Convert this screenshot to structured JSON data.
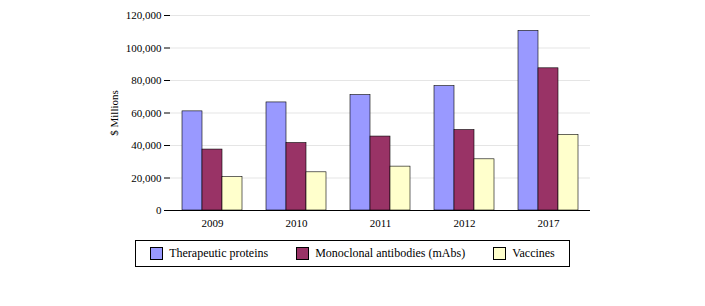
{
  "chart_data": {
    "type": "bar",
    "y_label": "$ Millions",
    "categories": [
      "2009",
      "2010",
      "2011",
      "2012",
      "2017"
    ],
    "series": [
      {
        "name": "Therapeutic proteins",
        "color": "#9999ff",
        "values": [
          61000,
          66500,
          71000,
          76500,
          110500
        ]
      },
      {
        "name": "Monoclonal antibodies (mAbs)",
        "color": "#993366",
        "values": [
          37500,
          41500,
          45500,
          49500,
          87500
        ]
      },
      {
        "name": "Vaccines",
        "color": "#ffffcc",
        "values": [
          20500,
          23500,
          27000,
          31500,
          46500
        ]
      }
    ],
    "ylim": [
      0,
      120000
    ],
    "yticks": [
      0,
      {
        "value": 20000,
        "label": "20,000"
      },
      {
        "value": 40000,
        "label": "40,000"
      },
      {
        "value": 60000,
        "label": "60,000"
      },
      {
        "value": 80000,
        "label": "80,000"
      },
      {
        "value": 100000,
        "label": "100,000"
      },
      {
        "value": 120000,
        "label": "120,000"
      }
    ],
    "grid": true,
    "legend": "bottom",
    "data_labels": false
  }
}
* * *
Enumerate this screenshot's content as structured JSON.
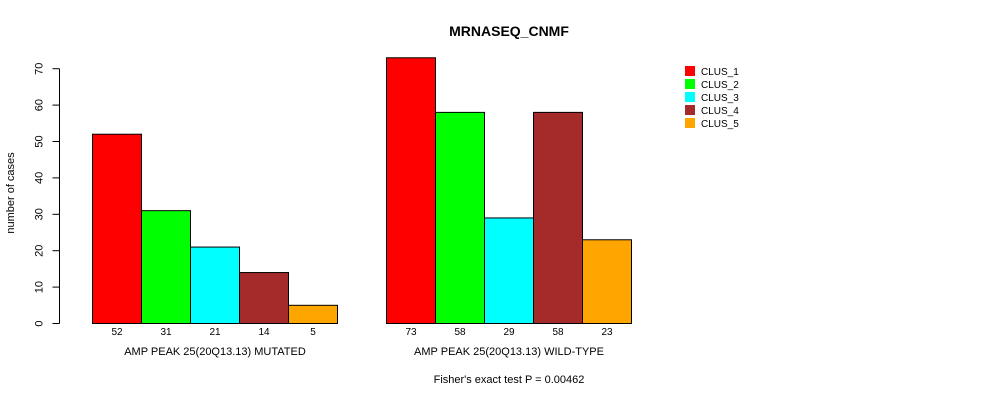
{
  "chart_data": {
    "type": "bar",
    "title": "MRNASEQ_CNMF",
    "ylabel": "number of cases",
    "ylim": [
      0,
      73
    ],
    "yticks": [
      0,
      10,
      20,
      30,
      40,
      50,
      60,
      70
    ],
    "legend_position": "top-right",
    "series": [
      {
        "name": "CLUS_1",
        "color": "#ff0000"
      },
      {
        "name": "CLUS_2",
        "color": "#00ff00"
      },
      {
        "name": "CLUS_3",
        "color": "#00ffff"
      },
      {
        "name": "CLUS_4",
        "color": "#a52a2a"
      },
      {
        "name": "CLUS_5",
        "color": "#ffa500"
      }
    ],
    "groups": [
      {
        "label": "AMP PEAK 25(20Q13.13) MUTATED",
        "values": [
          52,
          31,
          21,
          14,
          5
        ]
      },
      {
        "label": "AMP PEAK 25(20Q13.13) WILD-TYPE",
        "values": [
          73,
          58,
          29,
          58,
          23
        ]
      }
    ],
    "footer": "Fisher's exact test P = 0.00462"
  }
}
---
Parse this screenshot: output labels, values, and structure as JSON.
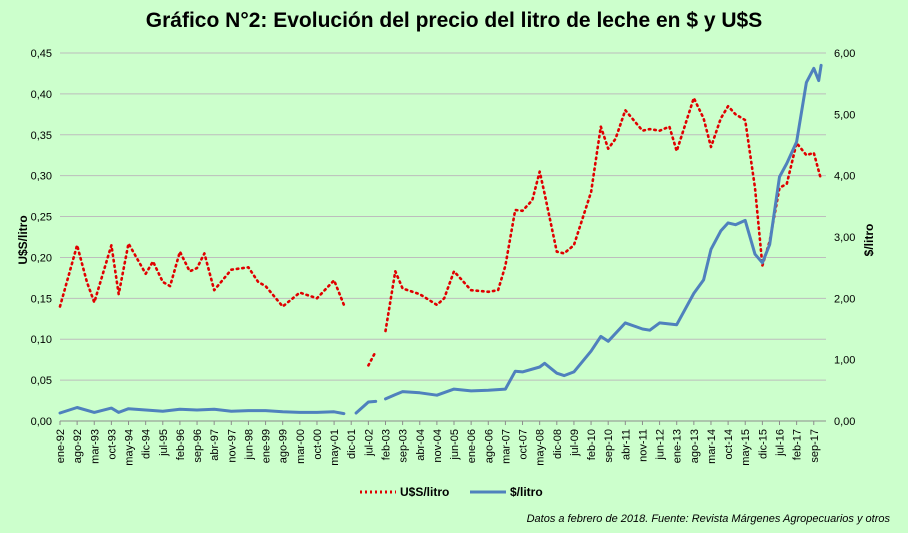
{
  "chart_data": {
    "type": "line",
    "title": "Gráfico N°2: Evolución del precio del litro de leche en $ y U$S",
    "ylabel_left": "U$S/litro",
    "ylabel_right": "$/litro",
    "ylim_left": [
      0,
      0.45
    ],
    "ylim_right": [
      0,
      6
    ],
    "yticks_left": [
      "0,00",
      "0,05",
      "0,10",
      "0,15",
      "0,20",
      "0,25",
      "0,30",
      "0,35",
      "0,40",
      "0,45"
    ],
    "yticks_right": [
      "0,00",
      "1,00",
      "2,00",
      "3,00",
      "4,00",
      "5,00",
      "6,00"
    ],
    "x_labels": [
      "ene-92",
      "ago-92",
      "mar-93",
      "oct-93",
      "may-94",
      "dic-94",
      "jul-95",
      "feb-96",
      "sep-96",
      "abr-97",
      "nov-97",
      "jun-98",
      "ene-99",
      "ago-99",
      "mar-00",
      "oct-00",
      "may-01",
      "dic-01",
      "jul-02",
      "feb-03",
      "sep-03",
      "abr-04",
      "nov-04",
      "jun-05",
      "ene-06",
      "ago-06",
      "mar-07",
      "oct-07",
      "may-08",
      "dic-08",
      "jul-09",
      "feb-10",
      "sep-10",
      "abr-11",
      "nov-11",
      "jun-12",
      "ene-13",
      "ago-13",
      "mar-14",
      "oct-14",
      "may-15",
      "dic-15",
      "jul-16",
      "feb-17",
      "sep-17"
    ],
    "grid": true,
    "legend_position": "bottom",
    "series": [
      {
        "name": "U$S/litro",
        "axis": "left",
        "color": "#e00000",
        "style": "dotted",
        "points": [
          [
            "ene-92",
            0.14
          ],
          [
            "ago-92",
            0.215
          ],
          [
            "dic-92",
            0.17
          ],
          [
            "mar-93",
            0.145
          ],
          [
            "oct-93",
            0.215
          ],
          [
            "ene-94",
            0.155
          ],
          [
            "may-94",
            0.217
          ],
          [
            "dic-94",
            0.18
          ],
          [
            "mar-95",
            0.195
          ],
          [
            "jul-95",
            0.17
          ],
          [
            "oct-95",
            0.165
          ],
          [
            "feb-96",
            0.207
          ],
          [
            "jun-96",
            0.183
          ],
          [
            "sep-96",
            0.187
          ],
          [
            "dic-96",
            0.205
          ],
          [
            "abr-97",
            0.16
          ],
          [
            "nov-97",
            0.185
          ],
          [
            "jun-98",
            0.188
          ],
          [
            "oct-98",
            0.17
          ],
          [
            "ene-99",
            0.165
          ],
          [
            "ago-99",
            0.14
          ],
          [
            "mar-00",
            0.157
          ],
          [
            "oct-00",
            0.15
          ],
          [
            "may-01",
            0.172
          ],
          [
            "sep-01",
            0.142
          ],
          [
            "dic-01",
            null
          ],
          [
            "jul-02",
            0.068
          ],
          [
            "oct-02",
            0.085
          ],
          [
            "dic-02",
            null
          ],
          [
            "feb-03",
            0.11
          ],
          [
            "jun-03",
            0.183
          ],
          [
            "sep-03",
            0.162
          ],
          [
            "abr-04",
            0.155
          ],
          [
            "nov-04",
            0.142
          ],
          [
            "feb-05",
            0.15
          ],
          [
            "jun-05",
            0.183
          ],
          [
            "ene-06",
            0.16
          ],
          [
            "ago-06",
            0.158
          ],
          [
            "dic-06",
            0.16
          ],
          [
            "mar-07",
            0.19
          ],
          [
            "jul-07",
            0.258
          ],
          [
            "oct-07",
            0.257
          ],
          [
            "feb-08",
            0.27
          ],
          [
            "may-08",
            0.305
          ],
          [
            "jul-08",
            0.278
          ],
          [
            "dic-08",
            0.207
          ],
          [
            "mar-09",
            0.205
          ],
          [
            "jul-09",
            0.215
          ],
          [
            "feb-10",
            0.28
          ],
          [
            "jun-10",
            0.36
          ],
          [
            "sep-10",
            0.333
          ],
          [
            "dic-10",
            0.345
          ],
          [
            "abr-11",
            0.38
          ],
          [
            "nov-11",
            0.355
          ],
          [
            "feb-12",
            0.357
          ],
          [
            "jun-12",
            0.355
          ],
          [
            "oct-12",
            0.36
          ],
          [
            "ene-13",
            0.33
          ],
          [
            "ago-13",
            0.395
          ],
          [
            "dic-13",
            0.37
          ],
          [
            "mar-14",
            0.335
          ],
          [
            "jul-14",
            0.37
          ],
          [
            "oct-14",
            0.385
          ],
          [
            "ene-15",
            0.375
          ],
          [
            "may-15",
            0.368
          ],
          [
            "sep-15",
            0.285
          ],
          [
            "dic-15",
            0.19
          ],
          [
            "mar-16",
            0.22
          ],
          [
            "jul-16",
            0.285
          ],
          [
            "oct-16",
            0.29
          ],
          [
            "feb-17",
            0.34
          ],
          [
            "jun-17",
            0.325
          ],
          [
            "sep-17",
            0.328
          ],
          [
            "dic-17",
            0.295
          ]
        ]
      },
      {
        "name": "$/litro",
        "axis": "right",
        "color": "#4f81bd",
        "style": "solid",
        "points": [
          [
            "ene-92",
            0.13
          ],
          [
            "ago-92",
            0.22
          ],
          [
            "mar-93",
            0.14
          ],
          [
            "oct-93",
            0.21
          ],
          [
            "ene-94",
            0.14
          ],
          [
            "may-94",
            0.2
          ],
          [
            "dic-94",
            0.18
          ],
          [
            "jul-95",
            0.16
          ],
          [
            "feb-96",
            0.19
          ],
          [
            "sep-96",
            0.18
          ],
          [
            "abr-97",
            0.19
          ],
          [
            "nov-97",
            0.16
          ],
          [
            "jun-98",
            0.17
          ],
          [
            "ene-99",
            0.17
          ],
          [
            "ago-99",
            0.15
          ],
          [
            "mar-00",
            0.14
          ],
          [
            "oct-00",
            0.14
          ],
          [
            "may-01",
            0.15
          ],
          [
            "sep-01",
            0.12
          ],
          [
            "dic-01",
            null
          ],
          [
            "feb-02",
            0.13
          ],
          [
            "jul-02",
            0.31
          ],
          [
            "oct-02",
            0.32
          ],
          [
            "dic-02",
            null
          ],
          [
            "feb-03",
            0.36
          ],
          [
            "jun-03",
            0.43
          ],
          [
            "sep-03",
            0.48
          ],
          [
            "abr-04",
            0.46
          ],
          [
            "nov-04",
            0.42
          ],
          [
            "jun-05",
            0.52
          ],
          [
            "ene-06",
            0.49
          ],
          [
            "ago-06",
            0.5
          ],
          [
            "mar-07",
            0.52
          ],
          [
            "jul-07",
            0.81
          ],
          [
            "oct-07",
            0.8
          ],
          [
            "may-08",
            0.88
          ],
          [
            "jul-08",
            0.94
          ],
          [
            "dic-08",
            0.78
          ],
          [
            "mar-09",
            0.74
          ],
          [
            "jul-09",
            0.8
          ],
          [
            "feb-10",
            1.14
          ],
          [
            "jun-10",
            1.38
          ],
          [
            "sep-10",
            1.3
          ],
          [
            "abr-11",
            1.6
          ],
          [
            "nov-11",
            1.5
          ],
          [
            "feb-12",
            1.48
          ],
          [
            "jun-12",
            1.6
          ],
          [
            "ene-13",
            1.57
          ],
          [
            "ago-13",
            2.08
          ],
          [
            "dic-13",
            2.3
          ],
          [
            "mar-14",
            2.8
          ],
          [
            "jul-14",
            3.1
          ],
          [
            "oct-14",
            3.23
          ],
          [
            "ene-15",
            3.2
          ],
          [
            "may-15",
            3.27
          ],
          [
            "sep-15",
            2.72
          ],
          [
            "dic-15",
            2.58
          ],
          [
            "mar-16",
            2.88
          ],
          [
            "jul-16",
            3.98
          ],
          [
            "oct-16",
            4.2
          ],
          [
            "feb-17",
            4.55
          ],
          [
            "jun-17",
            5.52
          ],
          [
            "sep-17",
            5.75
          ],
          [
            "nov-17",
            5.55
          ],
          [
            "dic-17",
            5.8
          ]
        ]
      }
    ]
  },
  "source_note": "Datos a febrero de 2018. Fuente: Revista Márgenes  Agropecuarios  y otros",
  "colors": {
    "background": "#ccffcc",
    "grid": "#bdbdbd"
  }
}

=== PROBLEM REQUIREMENTS ===
How many lines in the entries above include the string "JSON"? Please answer with that number and nothing more.

=== ANSWER TO THE EXERCISE ===
3